*Data*
==============================

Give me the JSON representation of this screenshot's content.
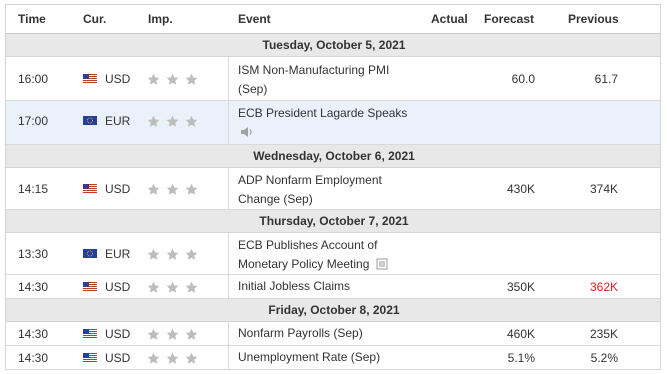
{
  "header": {
    "time": "Time",
    "currency": "Cur.",
    "importance": "Imp.",
    "event": "Event",
    "actual": "Actual",
    "forecast": "Forecast",
    "previous": "Previous"
  },
  "colors": {
    "date_bar": "#e8e8e8",
    "highlight_row": "#eaf1fb",
    "star": "#bdbdbd",
    "red_value": "#dd1d1d"
  },
  "dates": [
    "Tuesday, October 5, 2021",
    "Wednesday, October 6, 2021",
    "Thursday, October 7, 2021",
    "Friday, October 8, 2021"
  ],
  "rows": [
    {
      "time": "16:00",
      "currency": "USD",
      "flag": "us-flag-icon",
      "importance": 3,
      "event_line1": "ISM Non-Manufacturing PMI",
      "event_line2": "(Sep)",
      "actual": "",
      "forecast": "60.0",
      "previous": "61.7"
    },
    {
      "time": "17:00",
      "currency": "EUR",
      "flag": "eu-flag-icon",
      "importance": 3,
      "event_line1": "ECB President Lagarde Speaks",
      "event_line2": "",
      "actual": "",
      "forecast": "",
      "previous": "",
      "icon": "speaker-icon"
    },
    {
      "time": "14:15",
      "currency": "USD",
      "flag": "us-flag-icon",
      "importance": 3,
      "event_line1": "ADP Nonfarm Employment",
      "event_line2": "Change (Sep)",
      "actual": "",
      "forecast": "430K",
      "previous": "374K"
    },
    {
      "time": "13:30",
      "currency": "EUR",
      "flag": "eu-flag-icon",
      "importance": 3,
      "event_line1": "ECB Publishes Account of",
      "event_line2": "Monetary Policy Meeting",
      "actual": "",
      "forecast": "",
      "previous": "",
      "icon": "document-icon"
    },
    {
      "time": "14:30",
      "currency": "USD",
      "flag": "us-flag-icon",
      "importance": 3,
      "event_line1": "Initial Jobless Claims",
      "event_line2": "",
      "actual": "",
      "forecast": "350K",
      "previous": "362K",
      "previous_color": "red"
    },
    {
      "time": "14:30",
      "currency": "USD",
      "flag": "us-flag-icon",
      "importance": 3,
      "event_line1": "Nonfarm Payrolls (Sep)",
      "event_line2": "",
      "actual": "",
      "forecast": "460K",
      "previous": "235K"
    },
    {
      "time": "14:30",
      "currency": "USD",
      "flag": "us-flag-icon",
      "importance": 3,
      "event_line1": "Unemployment Rate (Sep)",
      "event_line2": "",
      "actual": "",
      "forecast": "5.1%",
      "previous": "5.2%"
    }
  ]
}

==============================

All of the entries above should be duplicated exactly, except for the pictures.

Give me the JSON representation of this screenshot's content.
{
  "header": {
    "time": "Time",
    "currency": "Cur.",
    "importance": "Imp.",
    "event": "Event",
    "actual": "Actual",
    "forecast": "Forecast",
    "previous": "Previous"
  },
  "colors": {
    "date_bar": "#e8e8e8",
    "highlight_row": "#eaf1fb",
    "star": "#bdbdbd",
    "red_value": "#dd1d1d"
  },
  "dates": [
    "Tuesday, October 5, 2021",
    "Wednesday, October 6, 2021",
    "Thursday, October 7, 2021",
    "Friday, October 8, 2021"
  ],
  "rows": [
    {
      "time": "16:00",
      "currency": "USD",
      "flag": "us-flag-icon",
      "importance": 3,
      "event_line1": "ISM Non-Manufacturing PMI",
      "event_line2": "(Sep)",
      "actual": "",
      "forecast": "60.0",
      "previous": "61.7"
    },
    {
      "time": "17:00",
      "currency": "EUR",
      "flag": "eu-flag-icon",
      "importance": 3,
      "event_line1": "ECB President Lagarde Speaks",
      "event_line2": "",
      "actual": "",
      "forecast": "",
      "previous": "",
      "icon": "speaker-icon"
    },
    {
      "time": "14:15",
      "currency": "USD",
      "flag": "us-flag-icon",
      "importance": 3,
      "event_line1": "ADP Nonfarm Employment",
      "event_line2": "Change (Sep)",
      "actual": "",
      "forecast": "430K",
      "previous": "374K"
    },
    {
      "time": "13:30",
      "currency": "EUR",
      "flag": "eu-flag-icon",
      "importance": 3,
      "event_line1": "ECB Publishes Account of",
      "event_line2": "Monetary Policy Meeting",
      "actual": "",
      "forecast": "",
      "previous": "",
      "icon": "document-icon"
    },
    {
      "time": "14:30",
      "currency": "USD",
      "flag": "us-flag-icon",
      "importance": 3,
      "event_line1": "Initial Jobless Claims",
      "event_line2": "",
      "actual": "",
      "forecast": "350K",
      "previous": "362K",
      "previous_color": "red"
    },
    {
      "time": "14:30",
      "currency": "USD",
      "flag": "us-flag-icon",
      "importance": 3,
      "event_line1": "Nonfarm Payrolls (Sep)",
      "event_line2": "",
      "actual": "",
      "forecast": "460K",
      "previous": "235K"
    },
    {
      "time": "14:30",
      "currency": "USD",
      "flag": "us-flag-icon",
      "importance": 3,
      "event_line1": "Unemployment Rate (Sep)",
      "event_line2": "",
      "actual": "",
      "forecast": "5.1%",
      "previous": "5.2%"
    }
  ]
}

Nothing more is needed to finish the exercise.